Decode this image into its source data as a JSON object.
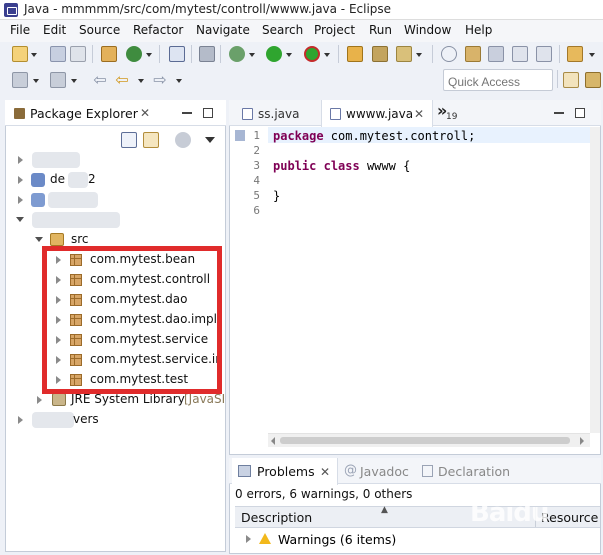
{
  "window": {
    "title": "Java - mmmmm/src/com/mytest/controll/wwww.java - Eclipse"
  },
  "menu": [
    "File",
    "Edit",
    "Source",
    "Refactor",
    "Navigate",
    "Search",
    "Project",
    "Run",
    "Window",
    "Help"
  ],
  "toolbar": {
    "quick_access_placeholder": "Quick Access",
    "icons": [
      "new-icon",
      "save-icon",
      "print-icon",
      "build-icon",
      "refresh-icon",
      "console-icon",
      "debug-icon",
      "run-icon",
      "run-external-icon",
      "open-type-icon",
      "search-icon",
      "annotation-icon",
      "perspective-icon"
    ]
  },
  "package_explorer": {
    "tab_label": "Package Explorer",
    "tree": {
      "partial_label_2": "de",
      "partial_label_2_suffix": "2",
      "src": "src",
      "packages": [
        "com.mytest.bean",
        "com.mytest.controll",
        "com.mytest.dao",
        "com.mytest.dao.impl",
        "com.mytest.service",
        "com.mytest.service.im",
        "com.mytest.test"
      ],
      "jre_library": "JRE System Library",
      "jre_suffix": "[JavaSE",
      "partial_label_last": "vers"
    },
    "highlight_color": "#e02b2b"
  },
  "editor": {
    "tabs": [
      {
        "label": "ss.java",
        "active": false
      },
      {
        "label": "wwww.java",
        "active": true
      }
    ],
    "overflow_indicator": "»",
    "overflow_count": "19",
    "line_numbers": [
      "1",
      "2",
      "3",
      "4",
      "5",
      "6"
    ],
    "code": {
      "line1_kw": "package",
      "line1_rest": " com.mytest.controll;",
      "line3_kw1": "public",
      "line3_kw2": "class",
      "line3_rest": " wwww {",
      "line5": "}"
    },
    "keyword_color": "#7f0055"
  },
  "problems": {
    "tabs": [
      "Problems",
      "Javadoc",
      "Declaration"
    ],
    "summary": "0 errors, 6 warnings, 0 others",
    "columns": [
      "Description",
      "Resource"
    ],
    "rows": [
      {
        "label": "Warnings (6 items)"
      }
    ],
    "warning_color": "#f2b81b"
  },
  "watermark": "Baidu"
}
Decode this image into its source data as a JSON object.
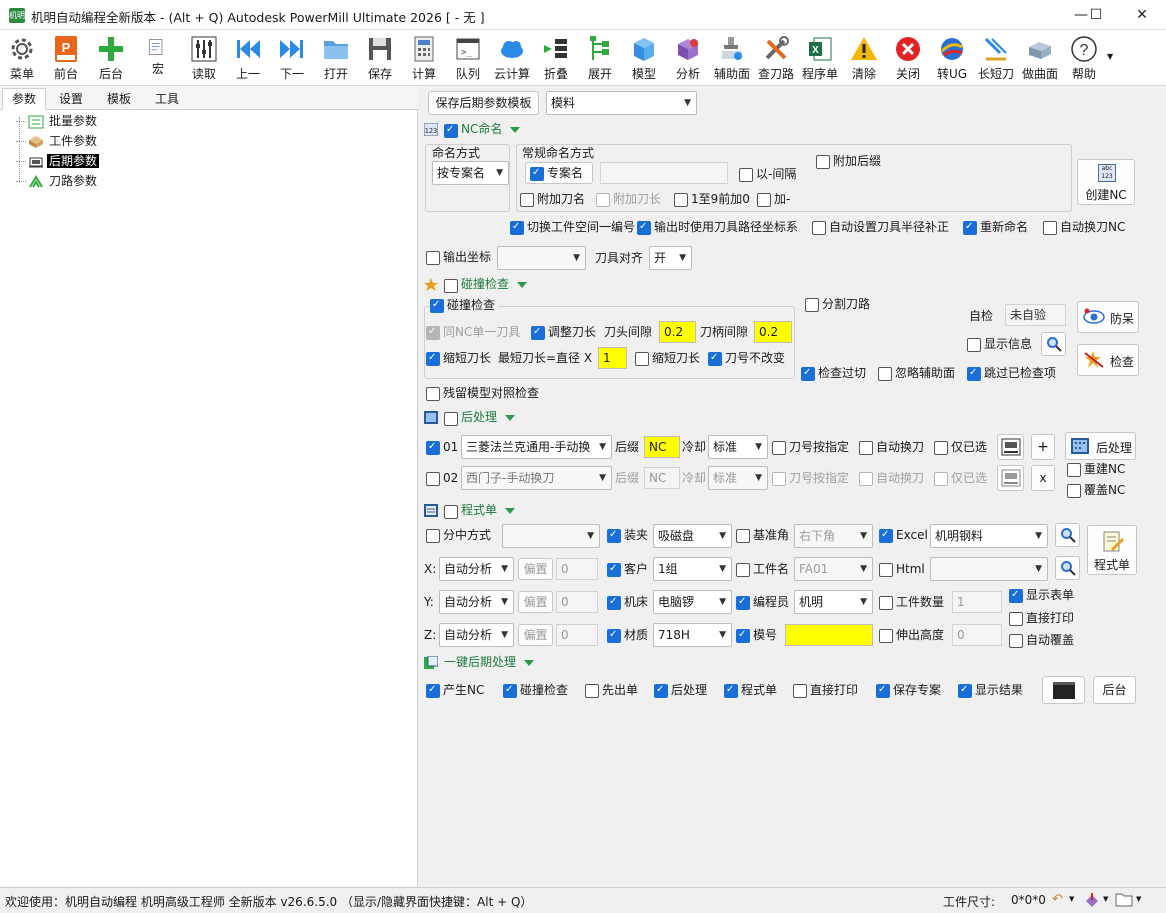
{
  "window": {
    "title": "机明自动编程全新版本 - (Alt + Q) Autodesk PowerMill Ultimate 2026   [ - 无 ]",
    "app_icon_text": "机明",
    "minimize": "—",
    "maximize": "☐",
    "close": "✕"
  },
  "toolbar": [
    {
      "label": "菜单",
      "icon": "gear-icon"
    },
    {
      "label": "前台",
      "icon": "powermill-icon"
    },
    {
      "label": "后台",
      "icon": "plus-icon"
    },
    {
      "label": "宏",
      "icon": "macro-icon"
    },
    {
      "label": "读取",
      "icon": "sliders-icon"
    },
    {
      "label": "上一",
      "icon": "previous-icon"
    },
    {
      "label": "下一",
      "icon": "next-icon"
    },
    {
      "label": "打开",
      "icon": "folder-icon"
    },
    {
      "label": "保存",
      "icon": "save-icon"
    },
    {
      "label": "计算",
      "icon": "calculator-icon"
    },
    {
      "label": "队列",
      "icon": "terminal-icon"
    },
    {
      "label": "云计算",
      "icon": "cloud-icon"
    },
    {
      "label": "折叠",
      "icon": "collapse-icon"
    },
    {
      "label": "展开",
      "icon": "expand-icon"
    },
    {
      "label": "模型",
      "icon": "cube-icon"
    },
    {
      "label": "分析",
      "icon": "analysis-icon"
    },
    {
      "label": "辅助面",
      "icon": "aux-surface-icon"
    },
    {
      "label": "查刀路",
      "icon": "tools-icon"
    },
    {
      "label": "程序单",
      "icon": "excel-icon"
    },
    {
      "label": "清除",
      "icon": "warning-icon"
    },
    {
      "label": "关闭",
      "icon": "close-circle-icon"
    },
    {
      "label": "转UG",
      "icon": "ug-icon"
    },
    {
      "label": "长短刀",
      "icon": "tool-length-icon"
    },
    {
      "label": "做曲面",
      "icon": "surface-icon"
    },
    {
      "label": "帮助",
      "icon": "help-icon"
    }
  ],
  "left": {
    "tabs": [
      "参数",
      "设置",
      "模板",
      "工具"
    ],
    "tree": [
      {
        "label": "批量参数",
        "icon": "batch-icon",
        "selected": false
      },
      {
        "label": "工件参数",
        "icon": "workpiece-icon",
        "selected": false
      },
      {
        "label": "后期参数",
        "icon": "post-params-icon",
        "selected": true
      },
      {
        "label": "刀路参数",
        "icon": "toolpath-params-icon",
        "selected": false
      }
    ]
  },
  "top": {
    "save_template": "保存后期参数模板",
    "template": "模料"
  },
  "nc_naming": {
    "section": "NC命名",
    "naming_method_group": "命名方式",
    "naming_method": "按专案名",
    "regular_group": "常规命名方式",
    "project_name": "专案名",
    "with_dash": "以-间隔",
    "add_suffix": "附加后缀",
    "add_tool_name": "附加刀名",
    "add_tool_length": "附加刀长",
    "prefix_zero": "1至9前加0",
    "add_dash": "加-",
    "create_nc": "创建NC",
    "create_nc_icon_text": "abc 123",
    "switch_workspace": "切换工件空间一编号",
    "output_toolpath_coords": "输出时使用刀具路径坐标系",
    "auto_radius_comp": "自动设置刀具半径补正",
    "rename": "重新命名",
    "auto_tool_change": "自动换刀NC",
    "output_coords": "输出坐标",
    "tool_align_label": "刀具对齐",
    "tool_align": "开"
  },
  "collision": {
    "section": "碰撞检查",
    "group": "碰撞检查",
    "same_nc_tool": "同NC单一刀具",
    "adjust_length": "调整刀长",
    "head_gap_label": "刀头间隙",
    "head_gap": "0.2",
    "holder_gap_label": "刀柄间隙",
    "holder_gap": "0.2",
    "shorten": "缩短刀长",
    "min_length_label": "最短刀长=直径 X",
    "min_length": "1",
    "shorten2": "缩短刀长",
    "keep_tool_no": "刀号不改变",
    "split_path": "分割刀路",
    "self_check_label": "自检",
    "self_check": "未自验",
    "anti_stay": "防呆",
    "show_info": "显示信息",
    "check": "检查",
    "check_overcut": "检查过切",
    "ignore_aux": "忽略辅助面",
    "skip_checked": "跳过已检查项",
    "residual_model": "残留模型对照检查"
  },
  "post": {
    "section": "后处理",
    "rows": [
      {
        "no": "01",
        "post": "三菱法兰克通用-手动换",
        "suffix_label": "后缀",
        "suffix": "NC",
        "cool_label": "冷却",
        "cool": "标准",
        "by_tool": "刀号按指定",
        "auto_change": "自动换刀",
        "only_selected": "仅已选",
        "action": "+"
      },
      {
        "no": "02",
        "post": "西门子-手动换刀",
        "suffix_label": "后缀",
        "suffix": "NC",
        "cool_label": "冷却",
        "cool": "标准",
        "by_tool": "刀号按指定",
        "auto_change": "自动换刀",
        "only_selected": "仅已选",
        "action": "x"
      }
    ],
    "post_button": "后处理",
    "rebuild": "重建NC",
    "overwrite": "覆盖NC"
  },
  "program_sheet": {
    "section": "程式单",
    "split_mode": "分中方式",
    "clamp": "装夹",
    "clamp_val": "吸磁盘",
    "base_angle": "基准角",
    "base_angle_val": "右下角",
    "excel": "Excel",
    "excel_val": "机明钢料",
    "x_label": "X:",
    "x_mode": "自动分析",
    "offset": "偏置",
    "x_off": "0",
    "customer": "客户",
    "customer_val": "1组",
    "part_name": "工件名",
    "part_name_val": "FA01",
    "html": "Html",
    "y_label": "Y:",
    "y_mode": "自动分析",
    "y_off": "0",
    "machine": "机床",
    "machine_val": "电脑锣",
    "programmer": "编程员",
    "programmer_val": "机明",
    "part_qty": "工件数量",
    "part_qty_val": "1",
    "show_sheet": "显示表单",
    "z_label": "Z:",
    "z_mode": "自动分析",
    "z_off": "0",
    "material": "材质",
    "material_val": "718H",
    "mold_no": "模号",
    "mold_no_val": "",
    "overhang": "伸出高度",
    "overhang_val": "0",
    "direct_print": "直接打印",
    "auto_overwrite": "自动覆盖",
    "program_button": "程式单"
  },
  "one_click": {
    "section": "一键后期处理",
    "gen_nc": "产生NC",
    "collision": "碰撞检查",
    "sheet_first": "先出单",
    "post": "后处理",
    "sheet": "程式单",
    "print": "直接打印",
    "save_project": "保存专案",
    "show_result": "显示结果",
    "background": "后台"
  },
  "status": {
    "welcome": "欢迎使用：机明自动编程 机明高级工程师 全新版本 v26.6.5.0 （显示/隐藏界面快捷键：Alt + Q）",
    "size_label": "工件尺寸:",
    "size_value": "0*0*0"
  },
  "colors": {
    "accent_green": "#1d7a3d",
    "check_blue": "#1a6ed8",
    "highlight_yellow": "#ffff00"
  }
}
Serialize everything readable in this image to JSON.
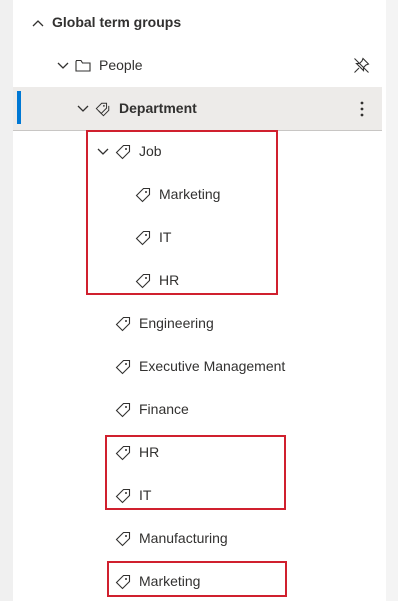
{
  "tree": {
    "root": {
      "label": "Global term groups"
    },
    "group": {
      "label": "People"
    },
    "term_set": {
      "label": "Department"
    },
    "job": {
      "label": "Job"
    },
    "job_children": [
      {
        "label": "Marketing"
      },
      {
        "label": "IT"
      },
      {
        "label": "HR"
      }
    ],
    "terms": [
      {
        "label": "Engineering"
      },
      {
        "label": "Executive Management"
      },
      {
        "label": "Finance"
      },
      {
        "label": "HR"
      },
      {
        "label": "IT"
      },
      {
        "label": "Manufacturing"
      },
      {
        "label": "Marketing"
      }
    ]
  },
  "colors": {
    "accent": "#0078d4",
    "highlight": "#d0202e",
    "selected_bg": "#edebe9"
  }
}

.....

**WHAT IS NEEDED**
Without the pictures, repeat exactly the lines running from the line containing "Serialize everything readable" through the end of the data, both ends included.

**TASK OUTPUT**
Serialize everything readable in this image to JSON.
{
  "tree": {
    "root": {
      "label": "Global term groups"
    },
    "group": {
      "label": "People"
    },
    "term_set": {
      "label": "Department"
    },
    "job": {
      "label": "Job"
    },
    "job_children": [
      {
        "label": "Marketing"
      },
      {
        "label": "IT"
      },
      {
        "label": "HR"
      }
    ],
    "terms": [
      {
        "label": "Engineering"
      },
      {
        "label": "Executive Management"
      },
      {
        "label": "Finance"
      },
      {
        "label": "HR"
      },
      {
        "label": "IT"
      },
      {
        "label": "Manufacturing"
      },
      {
        "label": "Marketing"
      }
    ]
  },
  "colors": {
    "accent": "#0078d4",
    "highlight": "#d0202e",
    "selected_bg": "#edebe9"
  }
}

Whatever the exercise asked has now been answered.